--- Record set ---
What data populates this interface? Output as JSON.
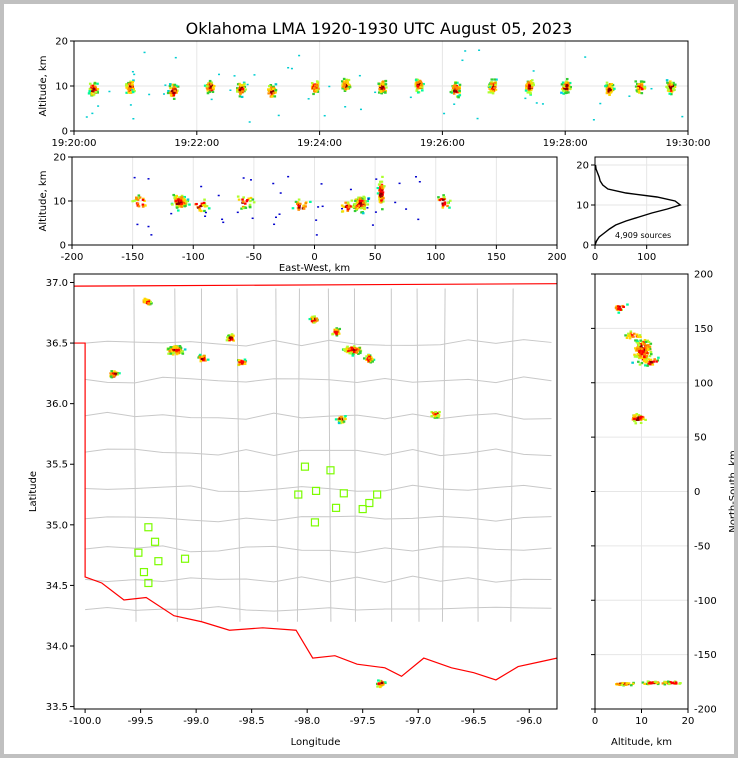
{
  "title": "Oklahoma LMA 1920-1930 UTC August 05, 2023",
  "colors": {
    "background": "#ffffff",
    "frame": "#c0c0c0",
    "state_border": "#ff0000",
    "county_lines": "#c8c8c8",
    "stations": "#7cfc00",
    "grid": "#e6e6e6"
  },
  "chart_data": [
    {
      "name": "time-altitude",
      "type": "scatter",
      "xlabel": "",
      "ylabel": "Altitude, km",
      "x_ticks": [
        "19:20:00",
        "19:22:00",
        "19:24:00",
        "19:26:00",
        "19:28:00",
        "19:30:00"
      ],
      "xlim": [
        0,
        10
      ],
      "ylim": [
        0,
        20
      ],
      "y_ticks": [
        "0",
        "10",
        "20"
      ],
      "x_unit_note": "minutes after 19:20:00",
      "grid": true,
      "clusters": [
        {
          "t": 0.3,
          "z": 9.5
        },
        {
          "t": 0.9,
          "z": 10
        },
        {
          "t": 1.6,
          "z": 9
        },
        {
          "t": 2.2,
          "z": 10
        },
        {
          "t": 2.7,
          "z": 9.5
        },
        {
          "t": 3.2,
          "z": 9
        },
        {
          "t": 3.9,
          "z": 10
        },
        {
          "t": 4.4,
          "z": 10.5
        },
        {
          "t": 5.0,
          "z": 10
        },
        {
          "t": 5.6,
          "z": 10.5
        },
        {
          "t": 6.2,
          "z": 9.5
        },
        {
          "t": 6.8,
          "z": 10
        },
        {
          "t": 7.4,
          "z": 10
        },
        {
          "t": 8.0,
          "z": 10
        },
        {
          "t": 8.7,
          "z": 9.5
        },
        {
          "t": 9.2,
          "z": 10
        },
        {
          "t": 9.7,
          "z": 10
        }
      ]
    },
    {
      "name": "east-west-altitude",
      "type": "scatter",
      "xlabel": "East-West, km",
      "ylabel": "Altitude, km",
      "xlim": [
        -200,
        200
      ],
      "ylim": [
        0,
        20
      ],
      "x_ticks": [
        "-200",
        "-150",
        "-100",
        "-50",
        "0",
        "50",
        "100",
        "150",
        "200"
      ],
      "y_ticks": [
        "0",
        "10",
        "20"
      ],
      "grid": true,
      "clusters": [
        {
          "x": -145,
          "z": 10
        },
        {
          "x": -112,
          "z": 10
        },
        {
          "x": -95,
          "z": 9
        },
        {
          "x": -58,
          "z": 10
        },
        {
          "x": -12,
          "z": 9
        },
        {
          "x": 25,
          "z": 9
        },
        {
          "x": 37,
          "z": 9.5
        },
        {
          "x": 54,
          "z": 12
        },
        {
          "x": 105,
          "z": 10
        }
      ]
    },
    {
      "name": "altitude-histogram",
      "type": "line",
      "xlim": [
        0,
        180
      ],
      "ylim": [
        0,
        22
      ],
      "x_ticks": [
        "0",
        "100"
      ],
      "y_ticks": [
        "0",
        "10",
        "20"
      ],
      "annotation": "4,909 sources",
      "grid": true,
      "profile": [
        {
          "count": 0,
          "z": 0
        },
        {
          "count": 3,
          "z": 1
        },
        {
          "count": 8,
          "z": 2
        },
        {
          "count": 18,
          "z": 3
        },
        {
          "count": 28,
          "z": 4
        },
        {
          "count": 40,
          "z": 5
        },
        {
          "count": 60,
          "z": 6
        },
        {
          "count": 85,
          "z": 7
        },
        {
          "count": 110,
          "z": 8
        },
        {
          "count": 140,
          "z": 9
        },
        {
          "count": 165,
          "z": 10
        },
        {
          "count": 155,
          "z": 11
        },
        {
          "count": 120,
          "z": 12
        },
        {
          "count": 60,
          "z": 13
        },
        {
          "count": 25,
          "z": 14
        },
        {
          "count": 15,
          "z": 15
        },
        {
          "count": 10,
          "z": 16
        },
        {
          "count": 8,
          "z": 17
        },
        {
          "count": 5,
          "z": 18
        },
        {
          "count": 2,
          "z": 19
        },
        {
          "count": 1,
          "z": 20
        }
      ]
    },
    {
      "name": "plan-view",
      "type": "scatter",
      "xlabel": "Longitude",
      "ylabel": "Latitude",
      "xlim": [
        -100.1,
        -95.75
      ],
      "ylim": [
        33.48,
        37.07
      ],
      "x_ticks": [
        "-100.0",
        "-99.5",
        "-99.0",
        "-98.5",
        "-98.0",
        "-97.5",
        "-97.0",
        "-96.5",
        "-96.0"
      ],
      "y_ticks": [
        "33.5",
        "34.0",
        "34.5",
        "35.0",
        "35.5",
        "36.0",
        "36.5",
        "37.0"
      ],
      "grid": false,
      "clusters": [
        {
          "lon": -99.45,
          "lat": 36.85
        },
        {
          "lon": -99.2,
          "lat": 36.45
        },
        {
          "lon": -98.95,
          "lat": 36.38
        },
        {
          "lon": -99.75,
          "lat": 36.25
        },
        {
          "lon": -98.6,
          "lat": 36.35
        },
        {
          "lon": -97.95,
          "lat": 36.7
        },
        {
          "lon": -97.75,
          "lat": 36.6
        },
        {
          "lon": -97.6,
          "lat": 36.45
        },
        {
          "lon": -97.45,
          "lat": 36.38
        },
        {
          "lon": -97.7,
          "lat": 35.88
        },
        {
          "lon": -96.85,
          "lat": 35.92
        },
        {
          "lon": -97.35,
          "lat": 33.7
        },
        {
          "lon": -98.7,
          "lat": 36.55
        }
      ],
      "stations": [
        {
          "lon": -98.02,
          "lat": 35.48
        },
        {
          "lon": -97.79,
          "lat": 35.45
        },
        {
          "lon": -98.08,
          "lat": 35.25
        },
        {
          "lon": -97.92,
          "lat": 35.28
        },
        {
          "lon": -97.67,
          "lat": 35.26
        },
        {
          "lon": -97.74,
          "lat": 35.14
        },
        {
          "lon": -97.5,
          "lat": 35.13
        },
        {
          "lon": -97.44,
          "lat": 35.18
        },
        {
          "lon": -97.37,
          "lat": 35.25
        },
        {
          "lon": -97.93,
          "lat": 35.02
        },
        {
          "lon": -99.43,
          "lat": 34.98
        },
        {
          "lon": -99.37,
          "lat": 34.86
        },
        {
          "lon": -99.52,
          "lat": 34.77
        },
        {
          "lon": -99.34,
          "lat": 34.7
        },
        {
          "lon": -99.1,
          "lat": 34.72
        },
        {
          "lon": -99.47,
          "lat": 34.61
        },
        {
          "lon": -99.43,
          "lat": 34.52
        }
      ]
    },
    {
      "name": "altitude-north-south",
      "type": "scatter",
      "xlabel": "Altitude, km",
      "ylabel": "North-South, km",
      "xlim": [
        0,
        20
      ],
      "ylim": [
        -200,
        200
      ],
      "x_ticks": [
        "0",
        "10",
        "20"
      ],
      "y_ticks": [
        "-200",
        "-150",
        "-100",
        "-50",
        "0",
        "50",
        "100",
        "150",
        "200"
      ],
      "grid": true,
      "clusters": [
        {
          "z": 10,
          "y": 130
        },
        {
          "z": 8,
          "y": 145
        },
        {
          "z": 12,
          "y": 120
        },
        {
          "z": 9,
          "y": 68
        },
        {
          "z": 5,
          "y": 170
        },
        {
          "z": 12,
          "y": -175
        },
        {
          "z": 6,
          "y": -176
        },
        {
          "z": 16,
          "y": -175
        }
      ]
    }
  ]
}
---
▶ [Given task] Return the listing above in full and without alteration, excluding its pictures.

▶ [Finished exercise]
What data populates this interface? Output as JSON.
{
  "title": "Oklahoma LMA 1920-1930 UTC August 05, 2023",
  "colors": {
    "background": "#ffffff",
    "frame": "#c0c0c0",
    "state_border": "#ff0000",
    "county_lines": "#c8c8c8",
    "stations": "#7cfc00",
    "grid": "#e6e6e6"
  },
  "chart_data": [
    {
      "name": "time-altitude",
      "type": "scatter",
      "xlabel": "",
      "ylabel": "Altitude, km",
      "x_ticks": [
        "19:20:00",
        "19:22:00",
        "19:24:00",
        "19:26:00",
        "19:28:00",
        "19:30:00"
      ],
      "xlim": [
        0,
        10
      ],
      "ylim": [
        0,
        20
      ],
      "y_ticks": [
        "0",
        "10",
        "20"
      ],
      "x_unit_note": "minutes after 19:20:00",
      "grid": true,
      "clusters": [
        {
          "t": 0.3,
          "z": 9.5
        },
        {
          "t": 0.9,
          "z": 10
        },
        {
          "t": 1.6,
          "z": 9
        },
        {
          "t": 2.2,
          "z": 10
        },
        {
          "t": 2.7,
          "z": 9.5
        },
        {
          "t": 3.2,
          "z": 9
        },
        {
          "t": 3.9,
          "z": 10
        },
        {
          "t": 4.4,
          "z": 10.5
        },
        {
          "t": 5.0,
          "z": 10
        },
        {
          "t": 5.6,
          "z": 10.5
        },
        {
          "t": 6.2,
          "z": 9.5
        },
        {
          "t": 6.8,
          "z": 10
        },
        {
          "t": 7.4,
          "z": 10
        },
        {
          "t": 8.0,
          "z": 10
        },
        {
          "t": 8.7,
          "z": 9.5
        },
        {
          "t": 9.2,
          "z": 10
        },
        {
          "t": 9.7,
          "z": 10
        }
      ]
    },
    {
      "name": "east-west-altitude",
      "type": "scatter",
      "xlabel": "East-West, km",
      "ylabel": "Altitude, km",
      "xlim": [
        -200,
        200
      ],
      "ylim": [
        0,
        20
      ],
      "x_ticks": [
        "-200",
        "-150",
        "-100",
        "-50",
        "0",
        "50",
        "100",
        "150",
        "200"
      ],
      "y_ticks": [
        "0",
        "10",
        "20"
      ],
      "grid": true,
      "clusters": [
        {
          "x": -145,
          "z": 10
        },
        {
          "x": -112,
          "z": 10
        },
        {
          "x": -95,
          "z": 9
        },
        {
          "x": -58,
          "z": 10
        },
        {
          "x": -12,
          "z": 9
        },
        {
          "x": 25,
          "z": 9
        },
        {
          "x": 37,
          "z": 9.5
        },
        {
          "x": 54,
          "z": 12
        },
        {
          "x": 105,
          "z": 10
        }
      ]
    },
    {
      "name": "altitude-histogram",
      "type": "line",
      "xlim": [
        0,
        180
      ],
      "ylim": [
        0,
        22
      ],
      "x_ticks": [
        "0",
        "100"
      ],
      "y_ticks": [
        "0",
        "10",
        "20"
      ],
      "annotation": "4,909 sources",
      "grid": true,
      "profile": [
        {
          "count": 0,
          "z": 0
        },
        {
          "count": 3,
          "z": 1
        },
        {
          "count": 8,
          "z": 2
        },
        {
          "count": 18,
          "z": 3
        },
        {
          "count": 28,
          "z": 4
        },
        {
          "count": 40,
          "z": 5
        },
        {
          "count": 60,
          "z": 6
        },
        {
          "count": 85,
          "z": 7
        },
        {
          "count": 110,
          "z": 8
        },
        {
          "count": 140,
          "z": 9
        },
        {
          "count": 165,
          "z": 10
        },
        {
          "count": 155,
          "z": 11
        },
        {
          "count": 120,
          "z": 12
        },
        {
          "count": 60,
          "z": 13
        },
        {
          "count": 25,
          "z": 14
        },
        {
          "count": 15,
          "z": 15
        },
        {
          "count": 10,
          "z": 16
        },
        {
          "count": 8,
          "z": 17
        },
        {
          "count": 5,
          "z": 18
        },
        {
          "count": 2,
          "z": 19
        },
        {
          "count": 1,
          "z": 20
        }
      ]
    },
    {
      "name": "plan-view",
      "type": "scatter",
      "xlabel": "Longitude",
      "ylabel": "Latitude",
      "xlim": [
        -100.1,
        -95.75
      ],
      "ylim": [
        33.48,
        37.07
      ],
      "x_ticks": [
        "-100.0",
        "-99.5",
        "-99.0",
        "-98.5",
        "-98.0",
        "-97.5",
        "-97.0",
        "-96.5",
        "-96.0"
      ],
      "y_ticks": [
        "33.5",
        "34.0",
        "34.5",
        "35.0",
        "35.5",
        "36.0",
        "36.5",
        "37.0"
      ],
      "grid": false,
      "clusters": [
        {
          "lon": -99.45,
          "lat": 36.85
        },
        {
          "lon": -99.2,
          "lat": 36.45
        },
        {
          "lon": -98.95,
          "lat": 36.38
        },
        {
          "lon": -99.75,
          "lat": 36.25
        },
        {
          "lon": -98.6,
          "lat": 36.35
        },
        {
          "lon": -97.95,
          "lat": 36.7
        },
        {
          "lon": -97.75,
          "lat": 36.6
        },
        {
          "lon": -97.6,
          "lat": 36.45
        },
        {
          "lon": -97.45,
          "lat": 36.38
        },
        {
          "lon": -97.7,
          "lat": 35.88
        },
        {
          "lon": -96.85,
          "lat": 35.92
        },
        {
          "lon": -97.35,
          "lat": 33.7
        },
        {
          "lon": -98.7,
          "lat": 36.55
        }
      ],
      "stations": [
        {
          "lon": -98.02,
          "lat": 35.48
        },
        {
          "lon": -97.79,
          "lat": 35.45
        },
        {
          "lon": -98.08,
          "lat": 35.25
        },
        {
          "lon": -97.92,
          "lat": 35.28
        },
        {
          "lon": -97.67,
          "lat": 35.26
        },
        {
          "lon": -97.74,
          "lat": 35.14
        },
        {
          "lon": -97.5,
          "lat": 35.13
        },
        {
          "lon": -97.44,
          "lat": 35.18
        },
        {
          "lon": -97.37,
          "lat": 35.25
        },
        {
          "lon": -97.93,
          "lat": 35.02
        },
        {
          "lon": -99.43,
          "lat": 34.98
        },
        {
          "lon": -99.37,
          "lat": 34.86
        },
        {
          "lon": -99.52,
          "lat": 34.77
        },
        {
          "lon": -99.34,
          "lat": 34.7
        },
        {
          "lon": -99.1,
          "lat": 34.72
        },
        {
          "lon": -99.47,
          "lat": 34.61
        },
        {
          "lon": -99.43,
          "lat": 34.52
        }
      ]
    },
    {
      "name": "altitude-north-south",
      "type": "scatter",
      "xlabel": "Altitude, km",
      "ylabel": "North-South, km",
      "xlim": [
        0,
        20
      ],
      "ylim": [
        -200,
        200
      ],
      "x_ticks": [
        "0",
        "10",
        "20"
      ],
      "y_ticks": [
        "-200",
        "-150",
        "-100",
        "-50",
        "0",
        "50",
        "100",
        "150",
        "200"
      ],
      "grid": true,
      "clusters": [
        {
          "z": 10,
          "y": 130
        },
        {
          "z": 8,
          "y": 145
        },
        {
          "z": 12,
          "y": 120
        },
        {
          "z": 9,
          "y": 68
        },
        {
          "z": 5,
          "y": 170
        },
        {
          "z": 12,
          "y": -175
        },
        {
          "z": 6,
          "y": -176
        },
        {
          "z": 16,
          "y": -175
        }
      ]
    }
  ]
}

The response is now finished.